TO BE DONE. Write each line out exactly, leaving none out.

INFORMATION GIVEN.
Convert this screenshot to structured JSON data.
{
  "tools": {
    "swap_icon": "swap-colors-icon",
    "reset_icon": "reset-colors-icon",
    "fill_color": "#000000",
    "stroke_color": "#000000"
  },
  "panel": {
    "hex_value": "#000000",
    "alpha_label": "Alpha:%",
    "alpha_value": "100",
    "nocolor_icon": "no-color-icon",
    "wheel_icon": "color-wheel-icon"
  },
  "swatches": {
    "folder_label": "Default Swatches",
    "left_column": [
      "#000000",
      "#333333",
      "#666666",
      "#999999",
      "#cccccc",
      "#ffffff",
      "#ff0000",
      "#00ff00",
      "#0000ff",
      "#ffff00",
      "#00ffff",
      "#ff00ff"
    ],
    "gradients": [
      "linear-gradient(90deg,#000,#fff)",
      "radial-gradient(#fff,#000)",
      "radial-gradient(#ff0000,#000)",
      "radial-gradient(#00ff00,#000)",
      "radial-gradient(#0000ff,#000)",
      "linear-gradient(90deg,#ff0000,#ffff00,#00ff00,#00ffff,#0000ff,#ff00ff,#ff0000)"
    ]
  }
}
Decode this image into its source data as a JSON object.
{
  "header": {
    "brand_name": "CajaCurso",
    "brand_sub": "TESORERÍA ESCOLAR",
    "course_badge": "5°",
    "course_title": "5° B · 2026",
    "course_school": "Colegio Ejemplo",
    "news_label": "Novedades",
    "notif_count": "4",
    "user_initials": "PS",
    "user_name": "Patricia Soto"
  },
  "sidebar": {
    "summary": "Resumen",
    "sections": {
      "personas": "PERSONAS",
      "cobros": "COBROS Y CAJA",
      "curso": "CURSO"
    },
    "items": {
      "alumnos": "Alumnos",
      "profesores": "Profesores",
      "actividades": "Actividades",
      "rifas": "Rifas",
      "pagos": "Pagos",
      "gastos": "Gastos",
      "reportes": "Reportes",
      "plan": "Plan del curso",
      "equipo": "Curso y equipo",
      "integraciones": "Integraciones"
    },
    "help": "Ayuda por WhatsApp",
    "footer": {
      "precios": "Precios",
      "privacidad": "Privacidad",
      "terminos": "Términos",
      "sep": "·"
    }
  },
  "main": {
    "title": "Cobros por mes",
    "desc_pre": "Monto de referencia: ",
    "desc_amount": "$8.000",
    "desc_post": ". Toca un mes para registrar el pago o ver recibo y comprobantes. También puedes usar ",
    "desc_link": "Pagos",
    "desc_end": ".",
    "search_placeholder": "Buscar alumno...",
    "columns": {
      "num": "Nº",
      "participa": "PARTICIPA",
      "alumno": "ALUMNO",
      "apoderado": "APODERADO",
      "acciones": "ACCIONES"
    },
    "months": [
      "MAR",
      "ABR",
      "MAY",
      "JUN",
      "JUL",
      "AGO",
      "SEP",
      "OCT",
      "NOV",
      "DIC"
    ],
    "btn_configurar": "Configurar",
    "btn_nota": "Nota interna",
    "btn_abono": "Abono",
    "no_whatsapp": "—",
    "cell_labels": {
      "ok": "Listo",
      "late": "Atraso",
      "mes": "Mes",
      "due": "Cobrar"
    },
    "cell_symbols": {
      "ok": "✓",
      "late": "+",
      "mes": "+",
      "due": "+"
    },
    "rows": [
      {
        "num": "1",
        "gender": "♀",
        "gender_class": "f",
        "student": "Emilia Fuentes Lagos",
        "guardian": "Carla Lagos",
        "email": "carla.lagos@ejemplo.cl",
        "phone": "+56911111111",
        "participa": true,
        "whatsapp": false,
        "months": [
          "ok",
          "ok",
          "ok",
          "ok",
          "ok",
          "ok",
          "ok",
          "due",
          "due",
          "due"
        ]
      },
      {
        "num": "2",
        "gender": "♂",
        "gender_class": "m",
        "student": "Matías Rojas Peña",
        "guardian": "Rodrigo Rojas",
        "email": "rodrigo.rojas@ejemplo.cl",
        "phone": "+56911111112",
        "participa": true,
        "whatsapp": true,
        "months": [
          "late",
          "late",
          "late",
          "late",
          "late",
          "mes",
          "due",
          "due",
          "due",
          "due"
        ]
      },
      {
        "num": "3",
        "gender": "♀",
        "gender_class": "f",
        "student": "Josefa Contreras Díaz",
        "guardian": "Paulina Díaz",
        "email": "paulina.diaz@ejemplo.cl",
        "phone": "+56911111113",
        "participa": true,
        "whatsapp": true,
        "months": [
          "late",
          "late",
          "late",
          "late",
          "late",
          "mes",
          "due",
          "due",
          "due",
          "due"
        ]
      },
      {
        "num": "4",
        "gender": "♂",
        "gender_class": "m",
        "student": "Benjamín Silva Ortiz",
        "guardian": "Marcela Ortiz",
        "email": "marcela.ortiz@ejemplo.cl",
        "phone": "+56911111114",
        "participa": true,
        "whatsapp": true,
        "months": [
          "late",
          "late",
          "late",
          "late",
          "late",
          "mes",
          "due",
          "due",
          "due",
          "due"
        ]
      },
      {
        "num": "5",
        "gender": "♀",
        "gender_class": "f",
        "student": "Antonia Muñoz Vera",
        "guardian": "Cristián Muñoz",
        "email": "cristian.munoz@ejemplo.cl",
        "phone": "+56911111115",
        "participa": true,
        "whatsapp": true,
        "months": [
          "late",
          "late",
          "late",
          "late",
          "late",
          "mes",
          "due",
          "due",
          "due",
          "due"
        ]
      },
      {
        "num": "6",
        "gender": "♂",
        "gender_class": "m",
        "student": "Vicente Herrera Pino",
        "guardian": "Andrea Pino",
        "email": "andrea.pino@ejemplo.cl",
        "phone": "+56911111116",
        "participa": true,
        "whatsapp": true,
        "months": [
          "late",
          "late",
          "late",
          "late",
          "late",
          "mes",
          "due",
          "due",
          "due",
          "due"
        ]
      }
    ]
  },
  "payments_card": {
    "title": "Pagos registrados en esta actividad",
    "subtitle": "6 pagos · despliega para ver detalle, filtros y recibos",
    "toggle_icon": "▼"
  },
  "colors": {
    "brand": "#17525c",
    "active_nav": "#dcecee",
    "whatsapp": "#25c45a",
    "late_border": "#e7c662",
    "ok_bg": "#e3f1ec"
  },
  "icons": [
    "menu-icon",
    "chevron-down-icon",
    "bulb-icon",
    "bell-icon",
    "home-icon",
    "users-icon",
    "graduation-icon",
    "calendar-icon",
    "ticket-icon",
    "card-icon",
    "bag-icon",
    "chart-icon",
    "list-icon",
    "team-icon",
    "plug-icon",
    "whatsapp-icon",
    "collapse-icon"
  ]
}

ANSWER TO THE EXERCISE.
Convert this screenshot to structured JSON data.
{
  "tools": {
    "swap_icon": "swap-colors-icon",
    "reset_icon": "reset-colors-icon",
    "fill_color": "#000000",
    "stroke_color": "#000000"
  },
  "panel": {
    "hex_value": "#000000",
    "alpha_label": "Alpha:%",
    "alpha_value": "100",
    "nocolor_icon": "no-color-icon",
    "wheel_icon": "color-wheel-icon"
  },
  "swatches": {
    "folder_label": "Default Swatches",
    "left_column": [
      "#000000",
      "#333333",
      "#666666",
      "#999999",
      "#cccccc",
      "#ffffff",
      "#ff0000",
      "#00ff00",
      "#0000ff",
      "#ffff00",
      "#00ffff",
      "#ff00ff"
    ],
    "gradients": [
      "linear-gradient(90deg,#000,#fff)",
      "radial-gradient(#fff,#000)",
      "radial-gradient(#ff0000,#000)",
      "radial-gradient(#00ff00,#000)",
      "radial-gradient(#0000ff,#000)",
      "linear-gradient(90deg,#ff0000,#ffff00,#00ff00,#00ffff,#0000ff,#ff00ff,#ff0000)"
    ]
  }
}
Decode this image into its source data as a JSON object.
{
  "header": {
    "brand_name": "CajaCurso",
    "brand_sub": "TESORERÍA ESCOLAR",
    "course_badge": "5°",
    "course_title": "5° B · 2026",
    "course_school": "Colegio Ejemplo",
    "news_label": "Novedades",
    "notif_count": "4",
    "user_initials": "PS",
    "user_name": "Patricia Soto"
  },
  "sidebar": {
    "summary": "Resumen",
    "sections": {
      "personas": "PERSONAS",
      "cobros": "COBROS Y CAJA",
      "curso": "CURSO"
    },
    "items": {
      "alumnos": "Alumnos",
      "profesores": "Profesores",
      "actividades": "Actividades",
      "rifas": "Rifas",
      "pagos": "Pagos",
      "gastos": "Gastos",
      "reportes": "Reportes",
      "plan": "Plan del curso",
      "equipo": "Curso y equipo",
      "integraciones": "Integraciones"
    },
    "help": "Ayuda por WhatsApp",
    "footer": {
      "precios": "Precios",
      "privacidad": "Privacidad",
      "terminos": "Términos",
      "sep": "·"
    }
  },
  "main": {
    "title": "Cobros por mes",
    "desc_pre": "Monto de referencia: ",
    "desc_amount": "$8.000",
    "desc_post": ". Toca un mes para registrar el pago o ver recibo y comprobantes. También puedes usar ",
    "desc_link": "Pagos",
    "desc_end": ".",
    "search_placeholder": "Buscar alumno...",
    "columns": {
      "num": "Nº",
      "participa": "PARTICIPA",
      "alumno": "ALUMNO",
      "apoderado": "APODERADO",
      "acciones": "ACCIONES"
    },
    "months": [
      "MAR",
      "ABR",
      "MAY",
      "JUN",
      "JUL",
      "AGO",
      "SEP",
      "OCT",
      "NOV",
      "DIC"
    ],
    "btn_configurar": "Configurar",
    "btn_nota": "Nota interna",
    "btn_abono": "Abono",
    "no_whatsapp": "—",
    "cell_labels": {
      "ok": "Listo",
      "late": "Atraso",
      "mes": "Mes",
      "due": "Cobrar"
    },
    "cell_symbols": {
      "ok": "✓",
      "late": "+",
      "mes": "+",
      "due": "+"
    },
    "rows": [
      {
        "num": "1",
        "gender": "♀",
        "gender_class": "f",
        "student": "Emilia Fuentes Lagos",
        "guardian": "Carla Lagos",
        "email": "carla.lagos@ejemplo.cl",
        "phone": "+56911111111",
        "participa": true,
        "whatsapp": false,
        "months": [
          "ok",
          "ok",
          "ok",
          "ok",
          "ok",
          "ok",
          "ok",
          "due",
          "due",
          "due"
        ]
      },
      {
        "num": "2",
        "gender": "♂",
        "gender_class": "m",
        "student": "Matías Rojas Peña",
        "guardian": "Rodrigo Rojas",
        "email": "rodrigo.rojas@ejemplo.cl",
        "phone": "+56911111112",
        "participa": true,
        "whatsapp": true,
        "months": [
          "late",
          "late",
          "late",
          "late",
          "late",
          "mes",
          "due",
          "due",
          "due",
          "due"
        ]
      },
      {
        "num": "3",
        "gender": "♀",
        "gender_class": "f",
        "student": "Josefa Contreras Díaz",
        "guardian": "Paulina Díaz",
        "email": "paulina.diaz@ejemplo.cl",
        "phone": "+56911111113",
        "participa": true,
        "whatsapp": true,
        "months": [
          "late",
          "late",
          "late",
          "late",
          "late",
          "mes",
          "due",
          "due",
          "due",
          "due"
        ]
      },
      {
        "num": "4",
        "gender": "♂",
        "gender_class": "m",
        "student": "Benjamín Silva Ortiz",
        "guardian": "Marcela Ortiz",
        "email": "marcela.ortiz@ejemplo.cl",
        "phone": "+56911111114",
        "participa": true,
        "whatsapp": true,
        "months": [
          "late",
          "late",
          "late",
          "late",
          "late",
          "mes",
          "due",
          "due",
          "due",
          "due"
        ]
      },
      {
        "num": "5",
        "gender": "♀",
        "gender_class": "f",
        "student": "Antonia Muñoz Vera",
        "guardian": "Cristián Muñoz",
        "email": "cristian.munoz@ejemplo.cl",
        "phone": "+56911111115",
        "participa": true,
        "whatsapp": true,
        "months": [
          "late",
          "late",
          "late",
          "late",
          "late",
          "mes",
          "due",
          "due",
          "due",
          "due"
        ]
      },
      {
        "num": "6",
        "gender": "♂",
        "gender_class": "m",
        "student": "Vicente Herrera Pino",
        "guardian": "Andrea Pino",
        "email": "andrea.pino@ejemplo.cl",
        "phone": "+56911111116",
        "participa": true,
        "whatsapp": true,
        "months": [
          "late",
          "late",
          "late",
          "late",
          "late",
          "mes",
          "due",
          "due",
          "due",
          "due"
        ]
      }
    ]
  },
  "payments_card": {
    "title": "Pagos registrados en esta actividad",
    "subtitle": "6 pagos · despliega para ver detalle, filtros y recibos",
    "toggle_icon": "▼"
  },
  "colors": {
    "brand": "#17525c",
    "active_nav": "#dcecee",
    "whatsapp": "#25c45a",
    "late_border": "#e7c662",
    "ok_bg": "#e3f1ec"
  },
  "icons": [
    "menu-icon",
    "chevron-down-icon",
    "bulb-icon",
    "bell-icon",
    "home-icon",
    "users-icon",
    "graduation-icon",
    "calendar-icon",
    "ticket-icon",
    "card-icon",
    "bag-icon",
    "chart-icon",
    "list-icon",
    "team-icon",
    "plug-icon",
    "whatsapp-icon",
    "collapse-icon"
  ]
}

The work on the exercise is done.